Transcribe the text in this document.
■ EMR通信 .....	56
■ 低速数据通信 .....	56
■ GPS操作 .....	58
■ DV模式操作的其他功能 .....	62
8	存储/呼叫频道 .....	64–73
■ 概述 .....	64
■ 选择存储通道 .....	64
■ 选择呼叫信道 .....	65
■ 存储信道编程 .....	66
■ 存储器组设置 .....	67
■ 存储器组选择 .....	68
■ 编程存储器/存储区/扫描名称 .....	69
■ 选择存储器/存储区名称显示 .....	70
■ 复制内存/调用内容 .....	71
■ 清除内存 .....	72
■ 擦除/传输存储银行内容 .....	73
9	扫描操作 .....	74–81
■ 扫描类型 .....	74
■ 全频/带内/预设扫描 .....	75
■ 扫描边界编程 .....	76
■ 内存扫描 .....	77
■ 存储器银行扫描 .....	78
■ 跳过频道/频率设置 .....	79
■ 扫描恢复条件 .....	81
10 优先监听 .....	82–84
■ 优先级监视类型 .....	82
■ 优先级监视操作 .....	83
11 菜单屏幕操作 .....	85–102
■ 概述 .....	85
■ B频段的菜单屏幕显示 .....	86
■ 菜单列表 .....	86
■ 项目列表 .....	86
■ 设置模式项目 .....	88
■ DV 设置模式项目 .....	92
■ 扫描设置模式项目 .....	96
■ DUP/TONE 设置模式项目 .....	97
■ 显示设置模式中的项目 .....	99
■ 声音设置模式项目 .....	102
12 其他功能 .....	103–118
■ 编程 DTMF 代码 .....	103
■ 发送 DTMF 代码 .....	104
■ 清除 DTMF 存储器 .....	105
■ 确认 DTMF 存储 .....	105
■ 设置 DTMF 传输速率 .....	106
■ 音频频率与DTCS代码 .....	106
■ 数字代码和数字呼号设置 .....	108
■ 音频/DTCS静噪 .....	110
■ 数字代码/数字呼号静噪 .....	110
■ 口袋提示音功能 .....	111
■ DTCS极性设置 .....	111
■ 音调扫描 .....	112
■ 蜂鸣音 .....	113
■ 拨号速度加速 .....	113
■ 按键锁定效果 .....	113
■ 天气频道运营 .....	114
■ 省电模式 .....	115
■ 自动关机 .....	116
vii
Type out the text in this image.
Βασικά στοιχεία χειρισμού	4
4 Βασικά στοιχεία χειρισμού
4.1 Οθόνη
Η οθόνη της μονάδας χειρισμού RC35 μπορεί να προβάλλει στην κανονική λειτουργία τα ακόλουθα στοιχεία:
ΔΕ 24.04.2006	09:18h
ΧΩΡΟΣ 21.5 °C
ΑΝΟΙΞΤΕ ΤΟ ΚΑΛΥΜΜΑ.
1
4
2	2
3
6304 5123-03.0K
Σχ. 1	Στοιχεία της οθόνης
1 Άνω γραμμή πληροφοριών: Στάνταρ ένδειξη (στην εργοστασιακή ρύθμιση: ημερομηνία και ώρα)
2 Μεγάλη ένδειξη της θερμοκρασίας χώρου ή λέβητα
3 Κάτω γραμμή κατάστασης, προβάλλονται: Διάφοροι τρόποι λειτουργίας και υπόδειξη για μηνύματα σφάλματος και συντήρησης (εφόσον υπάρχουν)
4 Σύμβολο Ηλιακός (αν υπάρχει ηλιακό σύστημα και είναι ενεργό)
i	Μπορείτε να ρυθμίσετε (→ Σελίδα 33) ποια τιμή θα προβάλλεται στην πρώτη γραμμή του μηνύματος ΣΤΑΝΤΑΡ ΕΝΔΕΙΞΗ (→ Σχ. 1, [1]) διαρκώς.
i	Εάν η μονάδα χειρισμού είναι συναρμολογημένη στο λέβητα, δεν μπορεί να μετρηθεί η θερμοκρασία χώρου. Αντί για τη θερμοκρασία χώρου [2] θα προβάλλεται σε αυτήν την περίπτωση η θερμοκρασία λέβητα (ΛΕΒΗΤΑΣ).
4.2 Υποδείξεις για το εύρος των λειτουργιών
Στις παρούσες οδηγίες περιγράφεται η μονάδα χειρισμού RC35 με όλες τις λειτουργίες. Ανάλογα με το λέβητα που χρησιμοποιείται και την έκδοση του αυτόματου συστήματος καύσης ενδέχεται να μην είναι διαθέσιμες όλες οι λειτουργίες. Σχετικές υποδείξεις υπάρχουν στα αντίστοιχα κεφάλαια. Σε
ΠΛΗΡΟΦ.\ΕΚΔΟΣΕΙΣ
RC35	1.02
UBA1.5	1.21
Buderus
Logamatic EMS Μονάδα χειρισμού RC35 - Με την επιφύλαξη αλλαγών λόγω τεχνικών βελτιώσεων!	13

• • • • • • •

**Objective**
Count how many lines above carry the word "στην". Only the number is required.

**Task solution**
3